**DATA FOR THIS TASK**
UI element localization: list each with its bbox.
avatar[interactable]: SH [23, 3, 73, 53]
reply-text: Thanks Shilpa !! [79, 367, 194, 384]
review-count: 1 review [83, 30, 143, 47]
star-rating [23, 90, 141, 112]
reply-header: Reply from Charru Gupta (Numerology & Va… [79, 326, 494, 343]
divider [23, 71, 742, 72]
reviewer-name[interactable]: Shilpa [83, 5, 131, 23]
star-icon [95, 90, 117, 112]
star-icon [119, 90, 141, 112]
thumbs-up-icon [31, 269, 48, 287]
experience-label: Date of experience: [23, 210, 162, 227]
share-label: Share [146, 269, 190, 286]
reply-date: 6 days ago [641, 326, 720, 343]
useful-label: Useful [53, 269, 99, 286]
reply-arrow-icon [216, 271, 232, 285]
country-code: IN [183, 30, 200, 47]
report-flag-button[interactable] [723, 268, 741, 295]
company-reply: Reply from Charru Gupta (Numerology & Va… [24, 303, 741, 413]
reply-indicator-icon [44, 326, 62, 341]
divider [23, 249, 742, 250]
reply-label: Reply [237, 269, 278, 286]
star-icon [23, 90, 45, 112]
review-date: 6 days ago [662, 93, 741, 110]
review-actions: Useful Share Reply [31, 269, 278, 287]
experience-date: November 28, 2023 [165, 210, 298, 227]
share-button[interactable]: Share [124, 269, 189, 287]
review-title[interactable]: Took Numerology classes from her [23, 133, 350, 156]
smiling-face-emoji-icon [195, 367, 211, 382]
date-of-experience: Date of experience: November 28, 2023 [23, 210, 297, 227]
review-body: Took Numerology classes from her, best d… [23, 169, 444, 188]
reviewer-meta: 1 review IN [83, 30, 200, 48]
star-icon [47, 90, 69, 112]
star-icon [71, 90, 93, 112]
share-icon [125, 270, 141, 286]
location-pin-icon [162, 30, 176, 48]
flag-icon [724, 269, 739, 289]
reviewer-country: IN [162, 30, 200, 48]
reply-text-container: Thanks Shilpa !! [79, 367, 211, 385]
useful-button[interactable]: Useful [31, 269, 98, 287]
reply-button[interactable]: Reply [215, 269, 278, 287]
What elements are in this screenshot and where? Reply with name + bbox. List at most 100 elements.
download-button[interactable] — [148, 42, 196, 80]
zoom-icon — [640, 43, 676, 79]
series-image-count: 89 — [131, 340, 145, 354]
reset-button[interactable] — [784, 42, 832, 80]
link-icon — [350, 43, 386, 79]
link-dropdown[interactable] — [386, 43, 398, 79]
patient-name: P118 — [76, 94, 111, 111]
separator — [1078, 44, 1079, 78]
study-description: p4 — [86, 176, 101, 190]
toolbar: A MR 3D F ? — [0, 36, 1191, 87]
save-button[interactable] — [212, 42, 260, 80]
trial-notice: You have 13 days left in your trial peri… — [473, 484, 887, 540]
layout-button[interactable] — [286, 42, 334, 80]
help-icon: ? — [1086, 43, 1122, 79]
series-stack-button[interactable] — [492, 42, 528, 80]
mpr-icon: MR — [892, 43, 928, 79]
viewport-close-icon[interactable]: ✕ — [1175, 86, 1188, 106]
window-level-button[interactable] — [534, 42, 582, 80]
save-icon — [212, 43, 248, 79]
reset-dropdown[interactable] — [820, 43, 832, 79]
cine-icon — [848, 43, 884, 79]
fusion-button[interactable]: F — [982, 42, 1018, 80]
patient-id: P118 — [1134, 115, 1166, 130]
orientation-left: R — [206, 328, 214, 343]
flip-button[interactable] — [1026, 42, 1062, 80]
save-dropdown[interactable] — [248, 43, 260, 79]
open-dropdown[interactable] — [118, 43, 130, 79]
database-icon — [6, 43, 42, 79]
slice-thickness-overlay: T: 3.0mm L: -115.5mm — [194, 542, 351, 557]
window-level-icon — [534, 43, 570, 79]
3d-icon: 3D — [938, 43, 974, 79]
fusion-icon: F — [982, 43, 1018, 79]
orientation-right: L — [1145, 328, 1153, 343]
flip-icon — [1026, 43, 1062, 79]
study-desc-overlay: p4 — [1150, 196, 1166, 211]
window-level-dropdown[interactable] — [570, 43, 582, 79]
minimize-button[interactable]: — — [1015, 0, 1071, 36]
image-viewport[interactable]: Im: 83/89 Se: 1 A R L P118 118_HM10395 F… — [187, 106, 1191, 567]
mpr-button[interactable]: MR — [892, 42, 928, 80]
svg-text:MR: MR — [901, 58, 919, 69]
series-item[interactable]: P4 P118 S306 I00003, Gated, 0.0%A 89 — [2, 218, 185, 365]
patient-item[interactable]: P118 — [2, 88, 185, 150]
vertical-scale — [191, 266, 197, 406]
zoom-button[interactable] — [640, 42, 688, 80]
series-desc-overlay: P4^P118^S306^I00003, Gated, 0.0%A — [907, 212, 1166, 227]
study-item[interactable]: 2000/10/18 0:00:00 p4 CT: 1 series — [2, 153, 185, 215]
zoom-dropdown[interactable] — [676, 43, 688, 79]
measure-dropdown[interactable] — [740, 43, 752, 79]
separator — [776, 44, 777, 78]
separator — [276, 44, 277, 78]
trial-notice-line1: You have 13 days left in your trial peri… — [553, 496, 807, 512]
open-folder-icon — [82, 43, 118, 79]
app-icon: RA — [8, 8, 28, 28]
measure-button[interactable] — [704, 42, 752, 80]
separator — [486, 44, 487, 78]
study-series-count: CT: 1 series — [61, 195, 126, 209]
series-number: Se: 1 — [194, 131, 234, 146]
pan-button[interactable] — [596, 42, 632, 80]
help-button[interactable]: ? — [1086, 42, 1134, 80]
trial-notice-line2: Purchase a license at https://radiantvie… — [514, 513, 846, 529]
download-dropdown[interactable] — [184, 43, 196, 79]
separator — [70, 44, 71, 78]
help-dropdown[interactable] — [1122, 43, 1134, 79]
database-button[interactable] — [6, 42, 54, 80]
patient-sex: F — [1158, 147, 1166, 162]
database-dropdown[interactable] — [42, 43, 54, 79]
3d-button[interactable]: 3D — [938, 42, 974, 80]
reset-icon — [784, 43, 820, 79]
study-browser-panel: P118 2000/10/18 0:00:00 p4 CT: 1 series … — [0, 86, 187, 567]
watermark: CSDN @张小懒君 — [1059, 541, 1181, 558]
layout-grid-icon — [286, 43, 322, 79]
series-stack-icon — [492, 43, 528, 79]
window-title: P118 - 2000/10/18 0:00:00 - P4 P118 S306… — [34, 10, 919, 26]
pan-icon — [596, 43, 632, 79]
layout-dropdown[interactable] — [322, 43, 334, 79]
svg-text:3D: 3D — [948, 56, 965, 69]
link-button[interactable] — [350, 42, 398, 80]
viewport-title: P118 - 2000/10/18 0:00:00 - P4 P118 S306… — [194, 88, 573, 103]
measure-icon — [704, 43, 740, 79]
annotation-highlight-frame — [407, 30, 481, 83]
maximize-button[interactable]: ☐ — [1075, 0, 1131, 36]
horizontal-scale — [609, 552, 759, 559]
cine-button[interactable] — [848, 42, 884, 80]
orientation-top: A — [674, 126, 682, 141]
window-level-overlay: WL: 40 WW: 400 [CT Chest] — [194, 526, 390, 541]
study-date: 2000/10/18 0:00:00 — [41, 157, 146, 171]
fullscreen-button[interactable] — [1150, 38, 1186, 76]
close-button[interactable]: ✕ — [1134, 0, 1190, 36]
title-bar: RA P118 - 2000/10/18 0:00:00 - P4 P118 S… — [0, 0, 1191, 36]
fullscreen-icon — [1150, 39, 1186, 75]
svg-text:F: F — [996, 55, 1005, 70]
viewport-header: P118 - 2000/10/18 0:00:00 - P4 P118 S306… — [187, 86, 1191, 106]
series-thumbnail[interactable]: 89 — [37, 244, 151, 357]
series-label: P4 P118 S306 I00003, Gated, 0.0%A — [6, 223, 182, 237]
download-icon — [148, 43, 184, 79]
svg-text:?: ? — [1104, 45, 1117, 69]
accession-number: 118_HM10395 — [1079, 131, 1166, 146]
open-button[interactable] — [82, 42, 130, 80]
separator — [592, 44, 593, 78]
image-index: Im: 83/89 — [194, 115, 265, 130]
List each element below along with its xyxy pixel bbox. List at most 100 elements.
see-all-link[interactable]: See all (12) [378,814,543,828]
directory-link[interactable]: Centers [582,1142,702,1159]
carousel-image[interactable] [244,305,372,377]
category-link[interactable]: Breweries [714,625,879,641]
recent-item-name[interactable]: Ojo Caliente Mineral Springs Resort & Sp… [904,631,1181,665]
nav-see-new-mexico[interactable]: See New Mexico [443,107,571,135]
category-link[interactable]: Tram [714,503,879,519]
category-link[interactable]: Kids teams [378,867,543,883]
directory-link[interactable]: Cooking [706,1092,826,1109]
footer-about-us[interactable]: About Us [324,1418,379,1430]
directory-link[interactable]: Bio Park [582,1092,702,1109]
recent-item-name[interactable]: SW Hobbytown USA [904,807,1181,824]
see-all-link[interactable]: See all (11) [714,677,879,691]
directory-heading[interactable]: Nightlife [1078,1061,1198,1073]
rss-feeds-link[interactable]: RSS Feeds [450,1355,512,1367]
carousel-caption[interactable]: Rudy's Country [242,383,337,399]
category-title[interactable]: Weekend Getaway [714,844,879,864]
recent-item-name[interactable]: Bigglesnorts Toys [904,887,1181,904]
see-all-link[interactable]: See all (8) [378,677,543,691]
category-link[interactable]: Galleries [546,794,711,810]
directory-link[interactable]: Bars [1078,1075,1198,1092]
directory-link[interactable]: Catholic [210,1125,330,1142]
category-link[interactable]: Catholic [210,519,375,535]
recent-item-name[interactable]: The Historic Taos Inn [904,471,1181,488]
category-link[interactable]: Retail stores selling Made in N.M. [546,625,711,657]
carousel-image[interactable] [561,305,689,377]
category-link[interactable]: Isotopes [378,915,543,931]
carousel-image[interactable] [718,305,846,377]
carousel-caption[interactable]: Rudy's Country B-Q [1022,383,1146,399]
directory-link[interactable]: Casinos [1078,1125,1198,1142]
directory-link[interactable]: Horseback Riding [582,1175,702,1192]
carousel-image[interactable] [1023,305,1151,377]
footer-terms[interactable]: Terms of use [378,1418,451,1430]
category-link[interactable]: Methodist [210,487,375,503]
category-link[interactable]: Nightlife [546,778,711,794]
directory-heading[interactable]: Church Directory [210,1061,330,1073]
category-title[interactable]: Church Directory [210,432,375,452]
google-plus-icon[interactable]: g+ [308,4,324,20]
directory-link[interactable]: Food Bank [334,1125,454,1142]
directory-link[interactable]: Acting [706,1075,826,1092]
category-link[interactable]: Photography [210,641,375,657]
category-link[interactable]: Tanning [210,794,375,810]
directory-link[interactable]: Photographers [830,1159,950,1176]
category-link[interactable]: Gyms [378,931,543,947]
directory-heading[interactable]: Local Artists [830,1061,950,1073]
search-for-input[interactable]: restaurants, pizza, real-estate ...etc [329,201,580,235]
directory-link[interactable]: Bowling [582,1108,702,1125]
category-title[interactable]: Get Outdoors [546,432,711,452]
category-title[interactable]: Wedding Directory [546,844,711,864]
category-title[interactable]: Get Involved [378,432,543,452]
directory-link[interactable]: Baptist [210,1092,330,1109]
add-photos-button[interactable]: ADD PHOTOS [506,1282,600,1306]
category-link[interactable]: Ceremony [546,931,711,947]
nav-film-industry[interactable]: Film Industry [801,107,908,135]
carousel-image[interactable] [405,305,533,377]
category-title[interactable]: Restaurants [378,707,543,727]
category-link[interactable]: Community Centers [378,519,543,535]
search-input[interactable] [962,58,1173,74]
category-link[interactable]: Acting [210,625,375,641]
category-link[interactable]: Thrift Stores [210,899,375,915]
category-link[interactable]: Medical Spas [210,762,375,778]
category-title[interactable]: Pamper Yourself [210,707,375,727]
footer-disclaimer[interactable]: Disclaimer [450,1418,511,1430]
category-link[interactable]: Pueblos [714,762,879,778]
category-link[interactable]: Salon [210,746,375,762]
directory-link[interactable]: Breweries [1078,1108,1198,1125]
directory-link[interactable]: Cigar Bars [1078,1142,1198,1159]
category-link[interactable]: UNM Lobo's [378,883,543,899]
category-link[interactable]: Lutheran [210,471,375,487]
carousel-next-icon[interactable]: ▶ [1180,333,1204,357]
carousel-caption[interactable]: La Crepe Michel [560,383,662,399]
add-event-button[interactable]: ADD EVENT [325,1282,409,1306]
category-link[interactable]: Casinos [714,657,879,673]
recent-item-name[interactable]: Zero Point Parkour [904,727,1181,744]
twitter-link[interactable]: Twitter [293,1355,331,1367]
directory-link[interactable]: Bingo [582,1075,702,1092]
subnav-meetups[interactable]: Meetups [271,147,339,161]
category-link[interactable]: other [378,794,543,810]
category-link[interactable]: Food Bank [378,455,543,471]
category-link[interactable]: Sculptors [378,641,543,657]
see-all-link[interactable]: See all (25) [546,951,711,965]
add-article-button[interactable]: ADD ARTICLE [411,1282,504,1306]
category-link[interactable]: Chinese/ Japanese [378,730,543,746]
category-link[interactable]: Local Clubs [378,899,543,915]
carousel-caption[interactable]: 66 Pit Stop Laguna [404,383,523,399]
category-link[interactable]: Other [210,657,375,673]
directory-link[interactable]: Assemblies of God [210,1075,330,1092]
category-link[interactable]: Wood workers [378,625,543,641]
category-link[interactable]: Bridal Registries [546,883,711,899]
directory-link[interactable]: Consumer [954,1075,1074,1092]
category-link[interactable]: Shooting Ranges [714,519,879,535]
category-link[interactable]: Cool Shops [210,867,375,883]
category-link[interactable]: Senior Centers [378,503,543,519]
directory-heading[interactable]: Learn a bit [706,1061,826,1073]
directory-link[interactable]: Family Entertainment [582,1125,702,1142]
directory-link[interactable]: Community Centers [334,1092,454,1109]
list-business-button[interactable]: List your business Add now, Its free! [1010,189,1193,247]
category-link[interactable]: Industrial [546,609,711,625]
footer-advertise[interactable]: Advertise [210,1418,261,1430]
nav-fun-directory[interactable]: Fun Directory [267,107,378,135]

**TASK TO COMPLETE**
Render every line from the first line of the items through the line containing "reply-button[interactable]: Reply [215, 269, 278, 287]", inclusive, as a Markdown table with the columns Row and Item line, skipping blank lines.

**EXERCISE SOLUTION**
| Row | Item line |
|---|---|
| 1 | UI element localization: list each with its bbox. |
| 2 | avatar[interactable]: SH [23, 3, 73, 53] |
| 3 | reply-text: Thanks Shilpa !! [79, 367, 194, 384] |
| 4 | review-count: 1 review [83, 30, 143, 47] |
| 5 | star-rating [23, 90, 141, 112] |
| 6 | reply-header: Reply from Charru Gupta (Numerology & Va… [79, 326, 494, 343] |
| 7 | divider [23, 71, 742, 72] |
| 8 | reviewer-name[interactable]: Shilpa [83, 5, 131, 23] |
| 9 | star-icon [95, 90, 117, 112] |
| 10 | star-icon [119, 90, 141, 112] |
| 11 | thumbs-up-icon [31, 269, 48, 287] |
| 12 | experience-label: Date of experience: [23, 210, 162, 227] |
| 13 | share-label: Share [146, 269, 190, 286] |
| 14 | reply-date: 6 days ago [641, 326, 720, 343] |
| 15 | useful-label: Useful [53, 269, 99, 286] |
| 16 | reply-arrow-icon [216, 271, 232, 285] |
| 17 | country-code: IN [183, 30, 200, 47] |
| 18 | report-flag-button[interactable] [723, 268, 741, 295] |
| 19 | company-reply: Reply from Charru Gupta (Numerology & Va… [24, 303, 741, 413] |
| 20 | reply-indicator-icon [44, 326, 62, 341] |
| 21 | divider [23, 249, 742, 250] |
| 22 | reply-label: Reply [237, 269, 278, 286] |
| 23 | star-icon [23, 90, 45, 112] |
| 24 | review-date: 6 days ago [662, 93, 741, 110] |
| 25 | review-actions: Useful Share Reply [31, 269, 278, 287] |
| 26 | experience-date: November 28, 2023 [165, 210, 298, 227] |
| 27 | share-button[interactable]: Share [124, 269, 189, 287] |
| 28 | review-title[interactable]: Took Numerology classes from her [23, 133, 350, 156] |
| 29 | smiling-face-emoji-icon [195, 367, 211, 382] |
| 30 | date-of-experience: Date of experience: November 28, 2023 [23, 210, 297, 227] |
| 31 | review-body: Took Numerology classes from her, best d… [23, 169, 444, 188] |
| 32 | reviewer-meta: 1 review IN [83, 30, 200, 48] |
| 33 | star-icon [47, 90, 69, 112] |
| 34 | star-icon [71, 90, 93, 112] |
| 35 | share-icon [125, 270, 141, 286] |
| 36 | location-pin-icon [162, 30, 176, 48] |
| 37 | flag-icon [724, 269, 739, 289] |
| 38 | reviewer-country: IN [162, 30, 200, 48] |
| 39 | reply-text-container: Thanks Shilpa !! [79, 367, 211, 385] |
| 40 | useful-button[interactable]: Useful [31, 269, 98, 287] |
| 41 | reply-button[interactable]: Reply [215, 269, 278, 287] |